> RECORDS TO USE:
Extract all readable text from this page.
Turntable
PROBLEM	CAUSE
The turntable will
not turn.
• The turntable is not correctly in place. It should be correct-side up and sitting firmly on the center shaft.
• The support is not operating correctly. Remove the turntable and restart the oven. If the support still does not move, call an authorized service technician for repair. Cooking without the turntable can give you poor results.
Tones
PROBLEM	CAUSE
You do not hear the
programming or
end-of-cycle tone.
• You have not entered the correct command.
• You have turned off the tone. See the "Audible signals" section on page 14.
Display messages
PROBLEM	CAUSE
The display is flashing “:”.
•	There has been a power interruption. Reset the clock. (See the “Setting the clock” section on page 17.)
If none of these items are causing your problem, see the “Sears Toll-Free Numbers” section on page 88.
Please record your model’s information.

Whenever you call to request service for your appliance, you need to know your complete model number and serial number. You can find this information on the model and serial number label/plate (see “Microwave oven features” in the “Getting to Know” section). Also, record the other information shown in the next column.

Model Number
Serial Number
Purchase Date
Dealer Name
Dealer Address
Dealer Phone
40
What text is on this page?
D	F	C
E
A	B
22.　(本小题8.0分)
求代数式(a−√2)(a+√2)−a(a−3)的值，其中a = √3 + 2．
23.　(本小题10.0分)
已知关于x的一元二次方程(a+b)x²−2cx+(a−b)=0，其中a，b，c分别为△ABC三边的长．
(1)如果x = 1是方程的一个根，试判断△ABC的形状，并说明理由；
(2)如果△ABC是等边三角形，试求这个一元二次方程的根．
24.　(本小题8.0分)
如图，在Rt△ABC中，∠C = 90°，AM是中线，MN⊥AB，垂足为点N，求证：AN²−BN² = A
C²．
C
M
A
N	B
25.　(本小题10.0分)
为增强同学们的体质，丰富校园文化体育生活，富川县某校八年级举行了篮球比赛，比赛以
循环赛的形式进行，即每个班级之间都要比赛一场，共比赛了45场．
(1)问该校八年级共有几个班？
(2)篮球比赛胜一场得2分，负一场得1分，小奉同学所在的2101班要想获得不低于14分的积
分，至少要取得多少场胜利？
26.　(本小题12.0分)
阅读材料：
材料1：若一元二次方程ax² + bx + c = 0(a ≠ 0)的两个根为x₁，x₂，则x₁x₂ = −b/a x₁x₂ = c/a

> TASK GOAL:
Please reproduce the entire listing, exactly as shown.

> EXERCISE OUTPUT:
Extract all readable text from this page.
Turntable
PROBLEM	CAUSE
The turntable will
not turn.
• The turntable is not correctly in place. It should be correct-side up and sitting firmly on the center shaft.
• The support is not operating correctly. Remove the turntable and restart the oven. If the support still does not move, call an authorized service technician for repair. Cooking without the turntable can give you poor results.
Tones
PROBLEM	CAUSE
You do not hear the
programming or
end-of-cycle tone.
• You have not entered the correct command.
• You have turned off the tone. See the "Audible signals" section on page 14.
Display messages
PROBLEM	CAUSE
The display is flashing “:”.
•	There has been a power interruption. Reset the clock. (See the “Setting the clock” section on page 17.)
If none of these items are causing your problem, see the “Sears Toll-Free Numbers” section on page 88.
Please record your model’s information.

Whenever you call to request service for your appliance, you need to know your complete model number and serial number. You can find this information on the model and serial number label/plate (see “Microwave oven features” in the “Getting to Know” section). Also, record the other information shown in the next column.

Model Number
Serial Number
Purchase Date
Dealer Name
Dealer Address
Dealer Phone
40
What text is on this page?
D	F	C
E
A	B
22.　(本小题8.0分)
求代数式(a−√2)(a+√2)−a(a−3)的值，其中a = √3 + 2．
23.　(本小题10.0分)
已知关于x的一元二次方程(a+b)x²−2cx+(a−b)=0，其中a，b，c分别为△ABC三边的长．
(1)如果x = 1是方程的一个根，试判断△ABC的形状，并说明理由；
(2)如果△ABC是等边三角形，试求这个一元二次方程的根．
24.　(本小题8.0分)
如图，在Rt△ABC中，∠C = 90°，AM是中线，MN⊥AB，垂足为点N，求证：AN²−BN² = A
C²．
C
M
A
N	B
25.　(本小题10.0分)
为增强同学们的体质，丰富校园文化体育生活，富川县某校八年级举行了篮球比赛，比赛以
循环赛的形式进行，即每个班级之间都要比赛一场，共比赛了45场．
(1)问该校八年级共有几个班？
(2)篮球比赛胜一场得2分，负一场得1分，小奉同学所在的2101班要想获得不低于14分的积
分，至少要取得多少场胜利？
26.　(本小题12.0分)
阅读材料：
材料1：若一元二次方程ax² + bx + c = 0(a ≠ 0)的两个根为x₁，x₂，则x₁x₂ = −b/a x₁x₂ = c/a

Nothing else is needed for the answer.